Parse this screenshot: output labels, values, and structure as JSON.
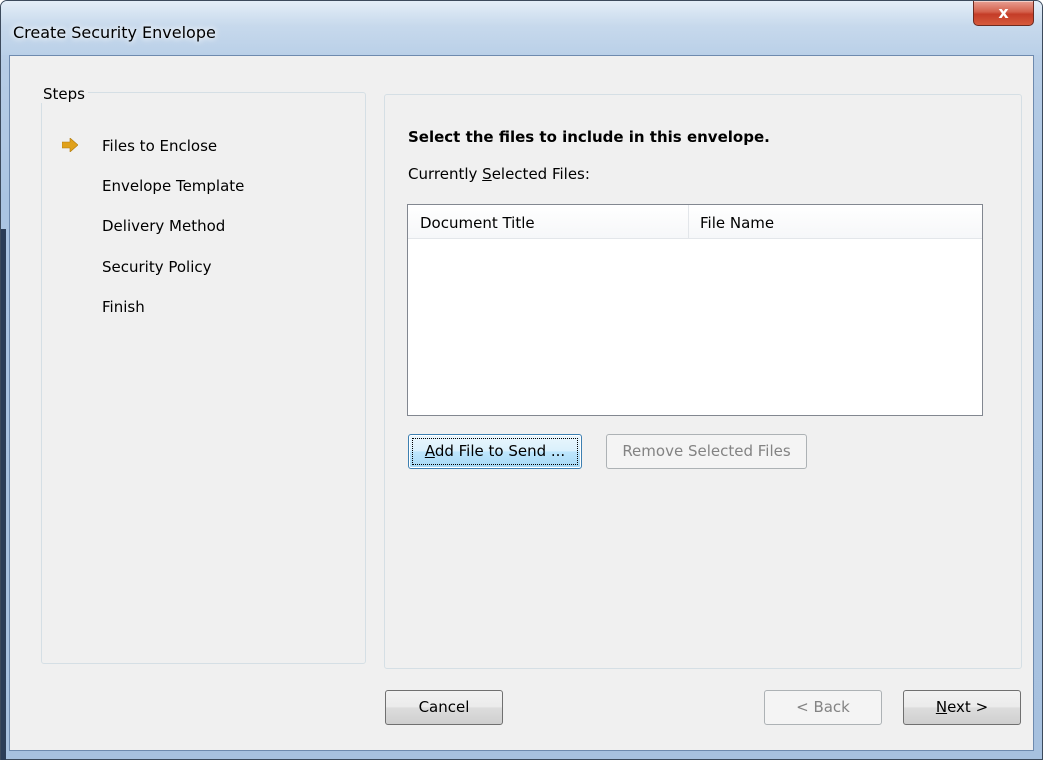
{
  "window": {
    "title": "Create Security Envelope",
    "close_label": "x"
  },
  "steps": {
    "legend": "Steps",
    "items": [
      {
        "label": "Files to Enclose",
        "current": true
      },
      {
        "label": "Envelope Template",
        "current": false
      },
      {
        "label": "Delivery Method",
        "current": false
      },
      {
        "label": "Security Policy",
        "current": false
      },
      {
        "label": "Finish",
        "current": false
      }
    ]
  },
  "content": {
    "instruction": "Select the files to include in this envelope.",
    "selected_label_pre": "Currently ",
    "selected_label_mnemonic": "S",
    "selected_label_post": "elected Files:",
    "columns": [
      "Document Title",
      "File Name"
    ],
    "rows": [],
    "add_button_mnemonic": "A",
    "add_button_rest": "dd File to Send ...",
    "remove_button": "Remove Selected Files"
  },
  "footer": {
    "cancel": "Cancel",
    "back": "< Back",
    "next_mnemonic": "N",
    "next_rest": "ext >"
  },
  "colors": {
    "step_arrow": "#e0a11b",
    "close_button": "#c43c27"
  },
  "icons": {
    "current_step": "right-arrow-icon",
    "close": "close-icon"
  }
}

---

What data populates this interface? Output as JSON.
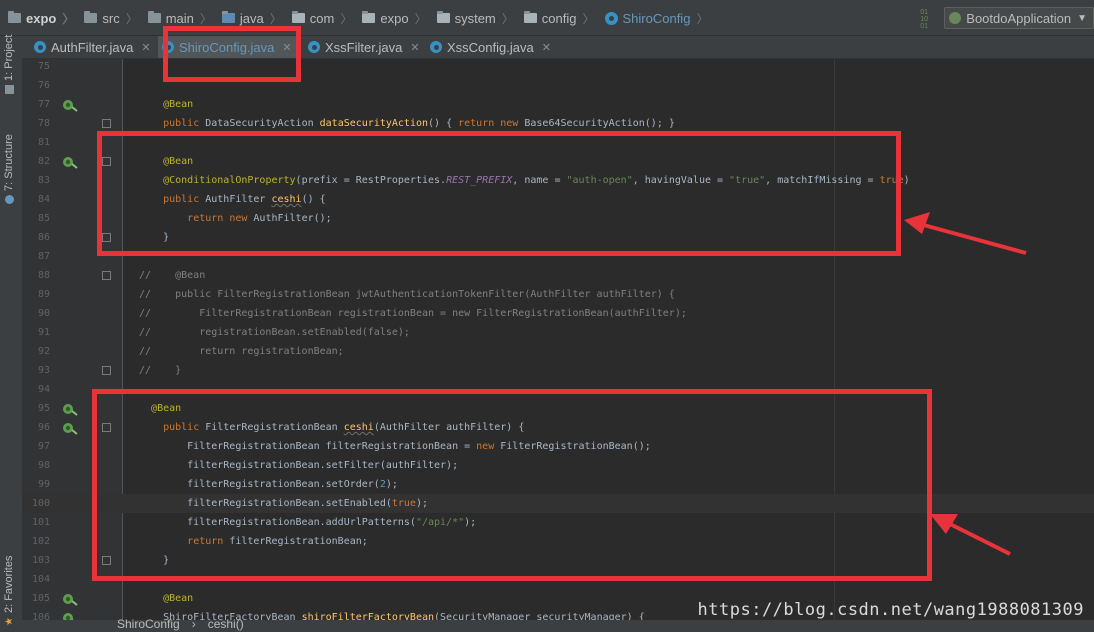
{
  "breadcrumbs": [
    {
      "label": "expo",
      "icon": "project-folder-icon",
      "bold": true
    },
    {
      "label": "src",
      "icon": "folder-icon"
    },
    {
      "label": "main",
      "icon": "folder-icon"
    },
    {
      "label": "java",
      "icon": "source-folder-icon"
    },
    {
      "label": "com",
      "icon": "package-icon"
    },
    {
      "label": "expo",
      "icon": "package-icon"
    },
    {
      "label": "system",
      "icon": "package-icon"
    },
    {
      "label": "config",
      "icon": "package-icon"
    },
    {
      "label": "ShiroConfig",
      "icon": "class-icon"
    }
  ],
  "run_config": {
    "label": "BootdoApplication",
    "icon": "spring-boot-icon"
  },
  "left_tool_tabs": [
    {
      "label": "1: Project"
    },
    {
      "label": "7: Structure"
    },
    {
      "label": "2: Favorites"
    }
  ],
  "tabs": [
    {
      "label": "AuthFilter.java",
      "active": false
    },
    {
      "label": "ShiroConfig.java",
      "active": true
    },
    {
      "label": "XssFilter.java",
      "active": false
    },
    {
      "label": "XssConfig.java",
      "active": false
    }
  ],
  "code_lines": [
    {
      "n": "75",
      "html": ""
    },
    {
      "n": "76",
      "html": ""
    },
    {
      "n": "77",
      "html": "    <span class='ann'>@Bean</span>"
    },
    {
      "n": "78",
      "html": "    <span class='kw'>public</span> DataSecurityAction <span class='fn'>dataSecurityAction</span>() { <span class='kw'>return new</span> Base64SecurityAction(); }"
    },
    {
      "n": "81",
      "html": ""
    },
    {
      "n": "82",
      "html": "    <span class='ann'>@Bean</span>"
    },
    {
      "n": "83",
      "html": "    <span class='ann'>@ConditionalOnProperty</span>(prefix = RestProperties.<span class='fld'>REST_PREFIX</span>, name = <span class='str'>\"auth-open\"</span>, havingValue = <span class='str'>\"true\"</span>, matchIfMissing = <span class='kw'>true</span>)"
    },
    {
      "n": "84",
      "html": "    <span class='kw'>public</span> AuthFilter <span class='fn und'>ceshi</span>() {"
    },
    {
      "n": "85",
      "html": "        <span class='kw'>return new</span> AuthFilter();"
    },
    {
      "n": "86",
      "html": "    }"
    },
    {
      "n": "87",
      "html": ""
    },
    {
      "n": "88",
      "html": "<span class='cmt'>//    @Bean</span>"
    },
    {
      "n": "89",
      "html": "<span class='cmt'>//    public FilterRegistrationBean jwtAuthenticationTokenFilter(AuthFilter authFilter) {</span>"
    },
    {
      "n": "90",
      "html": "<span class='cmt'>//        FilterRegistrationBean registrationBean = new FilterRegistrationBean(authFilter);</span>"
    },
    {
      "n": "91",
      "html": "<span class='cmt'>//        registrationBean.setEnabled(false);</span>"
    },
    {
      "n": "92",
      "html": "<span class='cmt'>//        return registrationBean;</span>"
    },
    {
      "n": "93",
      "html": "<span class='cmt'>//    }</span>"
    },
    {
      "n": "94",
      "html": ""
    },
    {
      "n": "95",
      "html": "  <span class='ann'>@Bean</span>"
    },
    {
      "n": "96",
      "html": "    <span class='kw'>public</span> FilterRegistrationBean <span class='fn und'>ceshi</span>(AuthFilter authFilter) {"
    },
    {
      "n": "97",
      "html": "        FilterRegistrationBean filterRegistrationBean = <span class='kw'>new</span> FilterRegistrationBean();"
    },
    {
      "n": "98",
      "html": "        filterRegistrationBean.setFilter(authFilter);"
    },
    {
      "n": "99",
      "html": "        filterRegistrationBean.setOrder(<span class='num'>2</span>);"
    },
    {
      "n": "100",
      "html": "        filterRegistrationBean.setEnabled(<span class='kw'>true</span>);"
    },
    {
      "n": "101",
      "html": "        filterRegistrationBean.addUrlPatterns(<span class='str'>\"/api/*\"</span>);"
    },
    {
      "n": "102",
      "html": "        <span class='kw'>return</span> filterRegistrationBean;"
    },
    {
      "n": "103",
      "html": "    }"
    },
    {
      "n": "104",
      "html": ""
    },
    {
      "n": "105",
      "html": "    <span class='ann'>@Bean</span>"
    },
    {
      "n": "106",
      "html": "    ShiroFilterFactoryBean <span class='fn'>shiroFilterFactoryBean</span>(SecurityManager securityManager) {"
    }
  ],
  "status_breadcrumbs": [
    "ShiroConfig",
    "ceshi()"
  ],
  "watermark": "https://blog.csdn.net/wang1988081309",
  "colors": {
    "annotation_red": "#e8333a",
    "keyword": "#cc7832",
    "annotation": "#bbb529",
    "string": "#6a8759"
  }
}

Exercise brief
Search the records for the word "true". Copy every line that has it.

Correct response
        "current": true
      "bold": true
      "active": true
      "html": "    <span class='ann'>@ConditionalOnProperty</span>(prefix = RestProperties.<span class='fld'>REST_PREFIX</span>, name = <span class='str'>\"auth-open\"</span>, havingValue = <span class='str'>\"true\"</span>, matchIfMissing = <span class='kw'>true</span>)"
      "html": "        filterRegistrationBean.setEnabled(<span class='kw'>true</span>);"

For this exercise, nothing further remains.